> _What you need to do_
Identify the lines that contain the string "información" and report only how many there are.

> _Working data_
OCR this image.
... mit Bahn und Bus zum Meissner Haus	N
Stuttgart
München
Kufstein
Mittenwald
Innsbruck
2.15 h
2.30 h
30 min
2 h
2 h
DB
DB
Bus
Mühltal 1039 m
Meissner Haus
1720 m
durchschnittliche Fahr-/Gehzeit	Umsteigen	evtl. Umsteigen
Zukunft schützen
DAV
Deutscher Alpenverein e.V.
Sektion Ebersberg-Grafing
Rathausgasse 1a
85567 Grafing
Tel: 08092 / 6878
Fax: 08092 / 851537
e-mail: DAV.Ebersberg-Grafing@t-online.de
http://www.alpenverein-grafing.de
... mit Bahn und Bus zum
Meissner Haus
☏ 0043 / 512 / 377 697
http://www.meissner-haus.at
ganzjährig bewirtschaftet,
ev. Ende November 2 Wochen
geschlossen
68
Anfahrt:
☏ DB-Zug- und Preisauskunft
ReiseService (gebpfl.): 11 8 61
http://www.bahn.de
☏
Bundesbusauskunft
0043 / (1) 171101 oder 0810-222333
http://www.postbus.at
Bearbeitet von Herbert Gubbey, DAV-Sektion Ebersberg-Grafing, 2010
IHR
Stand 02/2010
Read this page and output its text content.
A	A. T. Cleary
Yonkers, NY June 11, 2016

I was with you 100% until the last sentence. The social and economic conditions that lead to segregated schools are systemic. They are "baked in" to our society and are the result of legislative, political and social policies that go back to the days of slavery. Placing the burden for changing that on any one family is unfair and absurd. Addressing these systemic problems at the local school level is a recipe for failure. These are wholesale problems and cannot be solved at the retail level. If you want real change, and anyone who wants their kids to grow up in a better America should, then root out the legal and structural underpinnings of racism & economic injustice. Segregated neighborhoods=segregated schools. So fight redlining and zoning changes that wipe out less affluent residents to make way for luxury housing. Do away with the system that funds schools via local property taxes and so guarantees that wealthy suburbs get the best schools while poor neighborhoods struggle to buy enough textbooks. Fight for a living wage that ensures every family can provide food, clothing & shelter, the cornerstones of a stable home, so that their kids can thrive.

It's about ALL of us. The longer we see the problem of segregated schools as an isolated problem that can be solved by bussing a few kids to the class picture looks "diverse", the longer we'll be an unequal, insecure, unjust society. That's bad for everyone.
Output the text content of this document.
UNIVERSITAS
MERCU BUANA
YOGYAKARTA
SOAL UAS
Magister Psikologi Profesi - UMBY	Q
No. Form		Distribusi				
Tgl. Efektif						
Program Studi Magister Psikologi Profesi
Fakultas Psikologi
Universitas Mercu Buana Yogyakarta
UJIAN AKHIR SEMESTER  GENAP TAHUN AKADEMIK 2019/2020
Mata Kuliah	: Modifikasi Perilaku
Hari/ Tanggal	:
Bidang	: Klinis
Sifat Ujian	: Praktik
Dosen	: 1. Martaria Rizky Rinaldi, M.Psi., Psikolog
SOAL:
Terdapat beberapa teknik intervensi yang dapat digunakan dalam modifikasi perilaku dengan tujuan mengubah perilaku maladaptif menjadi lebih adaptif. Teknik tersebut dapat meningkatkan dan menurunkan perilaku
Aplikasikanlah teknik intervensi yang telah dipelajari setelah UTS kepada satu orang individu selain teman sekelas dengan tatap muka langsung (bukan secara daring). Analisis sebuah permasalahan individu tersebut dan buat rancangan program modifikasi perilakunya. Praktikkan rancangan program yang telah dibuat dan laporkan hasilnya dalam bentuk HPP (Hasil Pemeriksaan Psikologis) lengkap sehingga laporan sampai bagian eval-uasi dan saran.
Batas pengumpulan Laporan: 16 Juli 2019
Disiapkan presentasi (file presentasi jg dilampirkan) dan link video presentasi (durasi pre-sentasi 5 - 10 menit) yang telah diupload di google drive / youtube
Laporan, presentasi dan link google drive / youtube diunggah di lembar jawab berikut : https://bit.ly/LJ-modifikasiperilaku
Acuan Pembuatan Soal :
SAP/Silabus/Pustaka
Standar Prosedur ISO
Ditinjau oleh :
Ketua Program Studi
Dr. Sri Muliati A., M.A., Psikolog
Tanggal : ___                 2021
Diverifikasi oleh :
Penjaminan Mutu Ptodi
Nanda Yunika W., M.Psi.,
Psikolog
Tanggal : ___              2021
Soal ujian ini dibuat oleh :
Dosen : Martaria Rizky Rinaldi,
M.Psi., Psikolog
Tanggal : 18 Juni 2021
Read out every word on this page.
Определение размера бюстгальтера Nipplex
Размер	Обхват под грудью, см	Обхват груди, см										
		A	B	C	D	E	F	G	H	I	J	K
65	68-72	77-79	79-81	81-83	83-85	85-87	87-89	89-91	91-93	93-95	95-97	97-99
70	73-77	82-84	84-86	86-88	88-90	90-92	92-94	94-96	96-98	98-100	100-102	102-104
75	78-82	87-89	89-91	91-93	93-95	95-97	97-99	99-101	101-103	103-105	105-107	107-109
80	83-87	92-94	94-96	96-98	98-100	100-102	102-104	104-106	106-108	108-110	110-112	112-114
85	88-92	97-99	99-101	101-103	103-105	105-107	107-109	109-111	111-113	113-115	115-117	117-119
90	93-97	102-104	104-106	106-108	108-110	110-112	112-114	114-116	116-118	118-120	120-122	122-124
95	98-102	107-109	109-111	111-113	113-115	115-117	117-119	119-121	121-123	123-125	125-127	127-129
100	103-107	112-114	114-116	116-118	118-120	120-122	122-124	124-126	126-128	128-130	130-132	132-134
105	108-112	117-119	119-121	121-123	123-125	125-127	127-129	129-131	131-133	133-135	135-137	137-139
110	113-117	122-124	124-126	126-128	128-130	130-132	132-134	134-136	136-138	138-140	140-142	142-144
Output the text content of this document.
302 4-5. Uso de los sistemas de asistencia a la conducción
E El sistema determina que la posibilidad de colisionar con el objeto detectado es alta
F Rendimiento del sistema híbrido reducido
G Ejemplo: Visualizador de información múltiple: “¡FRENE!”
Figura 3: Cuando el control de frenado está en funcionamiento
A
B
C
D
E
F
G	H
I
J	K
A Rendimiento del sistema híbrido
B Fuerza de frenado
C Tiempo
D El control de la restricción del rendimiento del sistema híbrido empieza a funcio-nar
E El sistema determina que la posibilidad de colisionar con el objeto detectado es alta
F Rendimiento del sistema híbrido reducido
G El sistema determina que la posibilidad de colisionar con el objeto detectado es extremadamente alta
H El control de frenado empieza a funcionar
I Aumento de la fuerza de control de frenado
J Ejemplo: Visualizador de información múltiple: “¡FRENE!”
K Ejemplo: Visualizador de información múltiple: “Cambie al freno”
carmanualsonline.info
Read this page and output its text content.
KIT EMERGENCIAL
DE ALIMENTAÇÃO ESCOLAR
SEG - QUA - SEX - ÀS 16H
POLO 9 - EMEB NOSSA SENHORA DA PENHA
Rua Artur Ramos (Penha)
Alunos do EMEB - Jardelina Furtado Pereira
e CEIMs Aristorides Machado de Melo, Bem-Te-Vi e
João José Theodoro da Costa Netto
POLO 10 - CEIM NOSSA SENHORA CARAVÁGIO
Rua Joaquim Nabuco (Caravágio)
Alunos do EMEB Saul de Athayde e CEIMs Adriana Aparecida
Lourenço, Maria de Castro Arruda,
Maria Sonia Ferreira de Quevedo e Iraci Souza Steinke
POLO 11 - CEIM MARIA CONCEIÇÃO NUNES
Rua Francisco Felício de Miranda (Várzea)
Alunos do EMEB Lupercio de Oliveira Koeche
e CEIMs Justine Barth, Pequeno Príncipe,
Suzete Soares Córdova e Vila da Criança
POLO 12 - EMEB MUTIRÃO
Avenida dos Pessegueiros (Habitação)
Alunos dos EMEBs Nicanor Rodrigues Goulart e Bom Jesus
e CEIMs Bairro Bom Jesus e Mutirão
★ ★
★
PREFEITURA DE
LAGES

> _Full solution_
3